• Assignment: In how many lines of the listing below does "ThemeColors" appear? Give only the figure.
________________
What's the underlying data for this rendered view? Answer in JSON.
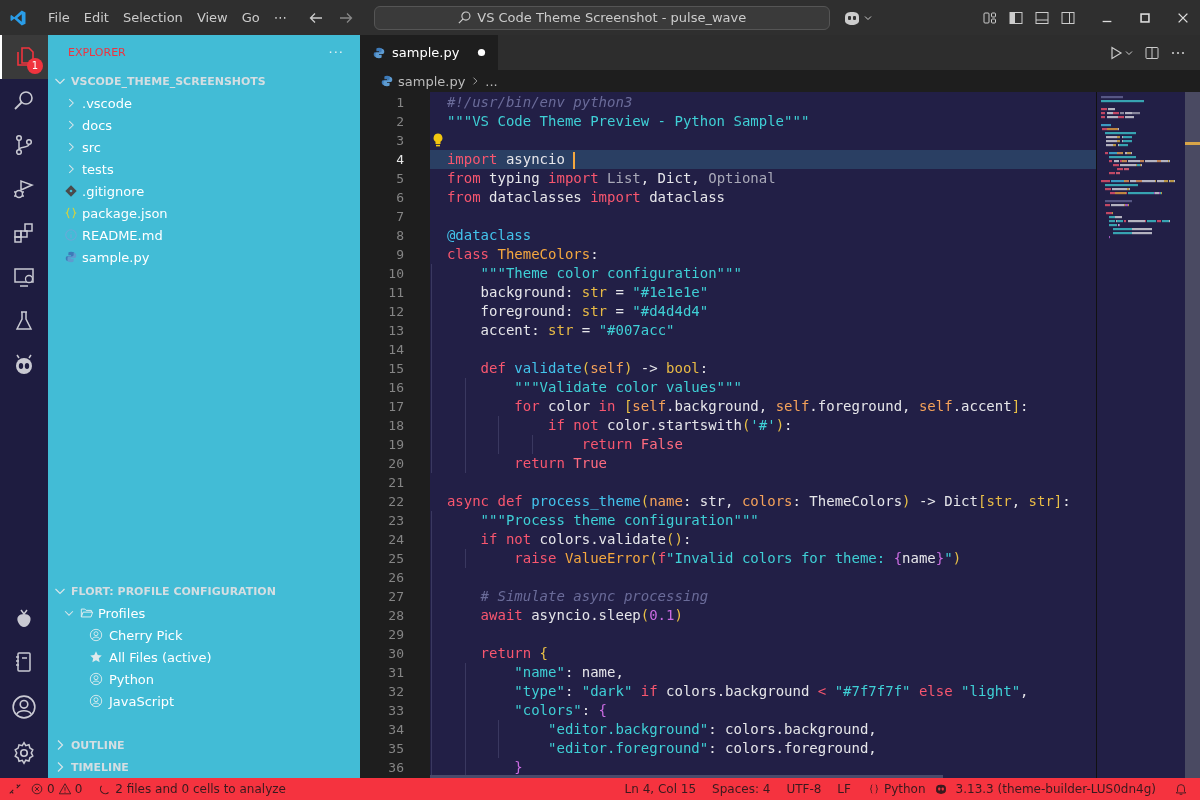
{
  "menu": [
    "File",
    "Edit",
    "Selection",
    "View",
    "Go",
    "⋯"
  ],
  "command_center": {
    "text": "VS Code Theme Screenshot - pulse_wave"
  },
  "activity_bar": [
    {
      "selected": true,
      "badge": "1"
    },
    {
      "selected": false
    },
    {
      "selected": false
    },
    {
      "selected": false
    },
    {
      "selected": false
    },
    {
      "selected": false
    },
    {
      "selected": false
    },
    {
      "selected": false
    },
    {
      "selected": false
    },
    {
      "selected": false
    }
  ],
  "sidebar": {
    "title": "EXPLORER",
    "more": "···",
    "root": {
      "label": "VSCODE_THEME_SCREENSHOTS",
      "expanded": true
    },
    "items": [
      {
        "kind": "folder",
        "label": ".vscode"
      },
      {
        "kind": "folder",
        "label": "docs"
      },
      {
        "kind": "folder",
        "label": "src"
      },
      {
        "kind": "folder",
        "label": "tests"
      },
      {
        "kind": "git",
        "label": ".gitignore"
      },
      {
        "kind": "json",
        "label": "package.json"
      },
      {
        "kind": "info",
        "label": "README.md"
      },
      {
        "kind": "python",
        "label": "sample.py"
      }
    ],
    "profile_section": {
      "label": "FLORT: PROFILE CONFIGURATION",
      "expanded": true,
      "group": {
        "label": "Profiles",
        "expanded": true
      },
      "items": [
        {
          "kind": "profile",
          "label": "Cherry Pick"
        },
        {
          "kind": "active",
          "label": "All Files (active)"
        },
        {
          "kind": "profile",
          "label": "Python"
        },
        {
          "kind": "profile",
          "label": "JavaScript"
        }
      ]
    },
    "collapsed_sections": [
      {
        "label": "OUTLINE",
        "expanded": false
      },
      {
        "label": "TIMELINE",
        "expanded": false
      }
    ]
  },
  "tabs": [
    {
      "label": "sample.py",
      "selected": true,
      "dirty": true
    }
  ],
  "breadcrumb": [
    "sample.py",
    "..."
  ],
  "editor": {
    "lines": [
      {
        "n": "1",
        "active": false,
        "tokens": [
          {
            "kind": "cm",
            "text": "#!/usr/bin/env python3"
          }
        ]
      },
      {
        "n": "2",
        "active": false,
        "tokens": [
          {
            "kind": "str",
            "text": "\"\"\"VS Code Theme Preview - Python Sample\"\"\""
          }
        ]
      },
      {
        "n": "3",
        "active": false,
        "bulb": true
      },
      {
        "n": "4",
        "active": true,
        "tokens": [
          {
            "kind": "kw",
            "text": "import"
          },
          {
            "kind": "p",
            "text": " asyncio"
          }
        ]
      },
      {
        "n": "5",
        "active": false,
        "tokens": [
          {
            "kind": "kw",
            "text": "from"
          },
          {
            "kind": "p",
            "text": " typing "
          },
          {
            "kind": "kw",
            "text": "import"
          },
          {
            "kind": "dim",
            "text": " List"
          },
          {
            "kind": "p",
            "text": ", Dict, "
          },
          {
            "kind": "dim",
            "text": "Optional"
          }
        ]
      },
      {
        "n": "6",
        "active": false,
        "tokens": [
          {
            "kind": "kw",
            "text": "from"
          },
          {
            "kind": "p",
            "text": " dataclasses "
          },
          {
            "kind": "kw",
            "text": "import"
          },
          {
            "kind": "p",
            "text": " dataclass"
          }
        ]
      },
      {
        "n": "7",
        "active": false
      },
      {
        "n": "8",
        "active": false,
        "tokens": [
          {
            "kind": "dec",
            "text": "@dataclass"
          }
        ]
      },
      {
        "n": "9",
        "active": false,
        "tokens": [
          {
            "kind": "kw",
            "text": "class "
          },
          {
            "kind": "cls",
            "text": "ThemeColors"
          },
          {
            "kind": "p",
            "text": ":"
          }
        ]
      },
      {
        "n": "10",
        "active": false,
        "tokens": [
          {
            "kind": "str",
            "text": "    \"\"\"Theme color configuration\"\"\""
          }
        ]
      },
      {
        "n": "11",
        "active": false,
        "tokens": [
          {
            "kind": "p",
            "text": "    background: "
          },
          {
            "kind": "ty",
            "text": "str"
          },
          {
            "kind": "p",
            "text": " = "
          },
          {
            "kind": "str",
            "text": "\"#1e1e1e\""
          }
        ]
      },
      {
        "n": "12",
        "active": false,
        "tokens": [
          {
            "kind": "p",
            "text": "    foreground: "
          },
          {
            "kind": "ty",
            "text": "str"
          },
          {
            "kind": "p",
            "text": " = "
          },
          {
            "kind": "str",
            "text": "\"#d4d4d4\""
          }
        ]
      },
      {
        "n": "13",
        "active": false,
        "tokens": [
          {
            "kind": "p",
            "text": "    accent: "
          },
          {
            "kind": "ty",
            "text": "str"
          },
          {
            "kind": "p",
            "text": " = "
          },
          {
            "kind": "str",
            "text": "\"#007acc\""
          }
        ]
      },
      {
        "n": "14",
        "active": false
      },
      {
        "n": "15",
        "active": false,
        "tokens": [
          {
            "kind": "kw",
            "text": "    def"
          },
          {
            "kind": "fn",
            "text": " validate"
          },
          {
            "kind": "br",
            "text": "("
          },
          {
            "kind": "self",
            "text": "self"
          },
          {
            "kind": "br",
            "text": ")"
          },
          {
            "kind": "p",
            "text": " -> "
          },
          {
            "kind": "ty",
            "text": "bool"
          },
          {
            "kind": "p",
            "text": ":"
          }
        ]
      },
      {
        "n": "16",
        "active": false,
        "tokens": [
          {
            "kind": "str",
            "text": "        \"\"\"Validate color values\"\"\""
          }
        ]
      },
      {
        "n": "17",
        "active": false,
        "tokens": [
          {
            "kind": "kw",
            "text": "        for"
          },
          {
            "kind": "p",
            "text": " color "
          },
          {
            "kind": "kw",
            "text": "in "
          },
          {
            "kind": "br",
            "text": "["
          },
          {
            "kind": "self",
            "text": "self"
          },
          {
            "kind": "p",
            "text": ".background, "
          },
          {
            "kind": "self",
            "text": "self"
          },
          {
            "kind": "p",
            "text": ".foreground, "
          },
          {
            "kind": "self",
            "text": "self"
          },
          {
            "kind": "p",
            "text": ".accent"
          },
          {
            "kind": "br",
            "text": "]"
          },
          {
            "kind": "p",
            "text": ":"
          }
        ]
      },
      {
        "n": "18",
        "active": false,
        "tokens": [
          {
            "kind": "kw",
            "text": "            if not"
          },
          {
            "kind": "p",
            "text": " color.startswith"
          },
          {
            "kind": "br",
            "text": "("
          },
          {
            "kind": "str",
            "text": "'#'"
          },
          {
            "kind": "br",
            "text": ")"
          },
          {
            "kind": "p",
            "text": ":"
          }
        ]
      },
      {
        "n": "19",
        "active": false,
        "tokens": [
          {
            "kind": "kw",
            "text": "                return"
          },
          {
            "kind": "bool",
            "text": " False"
          }
        ]
      },
      {
        "n": "20",
        "active": false,
        "tokens": [
          {
            "kind": "kw",
            "text": "        return"
          },
          {
            "kind": "bool",
            "text": " True"
          }
        ]
      },
      {
        "n": "21",
        "active": false
      },
      {
        "n": "22",
        "active": false,
        "tokens": [
          {
            "kind": "kw",
            "text": "async def"
          },
          {
            "kind": "fn",
            "text": " process_theme"
          },
          {
            "kind": "br",
            "text": "("
          },
          {
            "kind": "par",
            "text": "name"
          },
          {
            "kind": "p",
            "text": ": str, "
          },
          {
            "kind": "par",
            "text": "colors"
          },
          {
            "kind": "p",
            "text": ": ThemeColors"
          },
          {
            "kind": "br",
            "text": ")"
          },
          {
            "kind": "p",
            "text": " -> Dict"
          },
          {
            "kind": "br",
            "text": "["
          },
          {
            "kind": "ty",
            "text": "str"
          },
          {
            "kind": "p",
            "text": ", "
          },
          {
            "kind": "ty",
            "text": "str"
          },
          {
            "kind": "br",
            "text": "]"
          },
          {
            "kind": "p",
            "text": ":"
          }
        ]
      },
      {
        "n": "23",
        "active": false,
        "tokens": [
          {
            "kind": "str",
            "text": "    \"\"\"Process theme configuration\"\"\""
          }
        ]
      },
      {
        "n": "24",
        "active": false,
        "tokens": [
          {
            "kind": "kw",
            "text": "    if not"
          },
          {
            "kind": "p",
            "text": " colors.validate"
          },
          {
            "kind": "br",
            "text": "()"
          },
          {
            "kind": "p",
            "text": ":"
          }
        ]
      },
      {
        "n": "25",
        "active": false,
        "tokens": [
          {
            "kind": "kw",
            "text": "        raise "
          },
          {
            "kind": "cls",
            "text": "ValueError"
          },
          {
            "kind": "br",
            "text": "("
          },
          {
            "kind": "kw",
            "text": "f"
          },
          {
            "kind": "str",
            "text": "\"Invalid colors for theme: "
          },
          {
            "kind": "fv",
            "text": "{"
          },
          {
            "kind": "p",
            "text": "name"
          },
          {
            "kind": "fv",
            "text": "}"
          },
          {
            "kind": "str",
            "text": "\""
          },
          {
            "kind": "br",
            "text": ")"
          }
        ]
      },
      {
        "n": "26",
        "active": false
      },
      {
        "n": "27",
        "active": false,
        "tokens": [
          {
            "kind": "cm",
            "text": "    # Simulate async processing"
          }
        ]
      },
      {
        "n": "28",
        "active": false,
        "tokens": [
          {
            "kind": "kw",
            "text": "    await"
          },
          {
            "kind": "p",
            "text": " asyncio.sleep"
          },
          {
            "kind": "br",
            "text": "("
          },
          {
            "kind": "num",
            "text": "0.1"
          },
          {
            "kind": "br",
            "text": ")"
          }
        ]
      },
      {
        "n": "29",
        "active": false
      },
      {
        "n": "30",
        "active": false,
        "tokens": [
          {
            "kind": "kw",
            "text": "    return "
          },
          {
            "kind": "br",
            "text": "{"
          }
        ]
      },
      {
        "n": "31",
        "active": false,
        "tokens": [
          {
            "kind": "str",
            "text": "        \"name\""
          },
          {
            "kind": "p",
            "text": ": name,"
          }
        ]
      },
      {
        "n": "32",
        "active": false,
        "tokens": [
          {
            "kind": "str",
            "text": "        \"type\""
          },
          {
            "kind": "p",
            "text": ": "
          },
          {
            "kind": "str",
            "text": "\"dark\""
          },
          {
            "kind": "kw",
            "text": " if"
          },
          {
            "kind": "p",
            "text": " colors.background "
          },
          {
            "kind": "kw",
            "text": "<"
          },
          {
            "kind": "str",
            "text": " \"#7f7f7f\""
          },
          {
            "kind": "kw",
            "text": " else"
          },
          {
            "kind": "str",
            "text": " \"light\""
          },
          {
            "kind": "p",
            "text": ","
          }
        ]
      },
      {
        "n": "33",
        "active": false,
        "tokens": [
          {
            "kind": "str",
            "text": "        \"colors\""
          },
          {
            "kind": "p",
            "text": ": "
          },
          {
            "kind": "fv",
            "text": "{"
          }
        ]
      },
      {
        "n": "34",
        "active": false,
        "tokens": [
          {
            "kind": "str",
            "text": "            \"editor.background\""
          },
          {
            "kind": "p",
            "text": ": colors.background,"
          }
        ]
      },
      {
        "n": "35",
        "active": false,
        "tokens": [
          {
            "kind": "str",
            "text": "            \"editor.foreground\""
          },
          {
            "kind": "p",
            "text": ": colors.foreground,"
          }
        ]
      },
      {
        "n": "36",
        "active": false,
        "tokens": [
          {
            "kind": "fv",
            "text": "        }"
          }
        ]
      }
    ]
  },
  "status_bar": {
    "errors": "0",
    "warnings": "0",
    "analysis": "2 files and 0 cells to analyze",
    "cursor": "Ln 4, Col 15",
    "indent": "Spaces: 4",
    "encoding": "UTF-8",
    "eol": "LF",
    "language": "Python",
    "interpreter": "3.13.3 (theme-builder-LUS0dn4g)"
  }
}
________________
• Written reply: 2